(Raw records)
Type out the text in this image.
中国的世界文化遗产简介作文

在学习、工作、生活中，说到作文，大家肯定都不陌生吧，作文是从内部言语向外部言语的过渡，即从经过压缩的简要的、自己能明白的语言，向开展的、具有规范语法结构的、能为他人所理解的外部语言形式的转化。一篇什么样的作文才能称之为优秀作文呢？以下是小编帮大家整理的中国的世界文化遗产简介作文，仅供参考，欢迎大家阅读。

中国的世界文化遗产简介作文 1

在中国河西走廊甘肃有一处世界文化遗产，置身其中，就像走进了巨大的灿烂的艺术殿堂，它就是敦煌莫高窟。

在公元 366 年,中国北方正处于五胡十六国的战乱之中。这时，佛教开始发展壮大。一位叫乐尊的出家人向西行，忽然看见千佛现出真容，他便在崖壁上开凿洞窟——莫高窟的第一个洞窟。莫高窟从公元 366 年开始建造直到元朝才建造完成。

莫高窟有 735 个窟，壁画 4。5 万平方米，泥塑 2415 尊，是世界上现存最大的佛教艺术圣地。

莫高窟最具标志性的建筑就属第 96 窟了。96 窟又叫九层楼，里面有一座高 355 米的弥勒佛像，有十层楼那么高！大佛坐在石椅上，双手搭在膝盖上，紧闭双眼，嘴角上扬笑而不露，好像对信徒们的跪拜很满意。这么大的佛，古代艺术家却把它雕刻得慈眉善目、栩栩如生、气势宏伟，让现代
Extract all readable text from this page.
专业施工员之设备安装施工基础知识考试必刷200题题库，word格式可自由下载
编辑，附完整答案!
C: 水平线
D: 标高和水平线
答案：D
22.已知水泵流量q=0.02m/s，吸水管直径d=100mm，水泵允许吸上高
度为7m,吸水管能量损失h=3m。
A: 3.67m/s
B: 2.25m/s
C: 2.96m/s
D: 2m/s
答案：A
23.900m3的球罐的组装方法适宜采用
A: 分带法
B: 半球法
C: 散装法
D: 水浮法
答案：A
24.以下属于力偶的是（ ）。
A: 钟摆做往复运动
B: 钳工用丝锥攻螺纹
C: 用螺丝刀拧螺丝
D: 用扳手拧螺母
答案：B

◆ **Your goal**
Set out exactly the run of lines that begins at the line holding "Extract all readable text from this page." and ends at the last line of the data.

◆ **Worked solution**
Extract all readable text from this page.
专业施工员之设备安装施工基础知识考试必刷200题题库，word格式可自由下载
编辑，附完整答案!
C: 水平线
D: 标高和水平线
答案：D
22.已知水泵流量q=0.02m/s，吸水管直径d=100mm，水泵允许吸上高
度为7m,吸水管能量损失h=3m。
A: 3.67m/s
B: 2.25m/s
C: 2.96m/s
D: 2m/s
答案：A
23.900m3的球罐的组装方法适宜采用
A: 分带法
B: 半球法
C: 散装法
D: 水浮法
答案：A
24.以下属于力偶的是（ ）。
A: 钟摆做往复运动
B: 钳工用丝锥攻螺纹
C: 用螺丝刀拧螺丝
D: 用扳手拧螺母
答案：B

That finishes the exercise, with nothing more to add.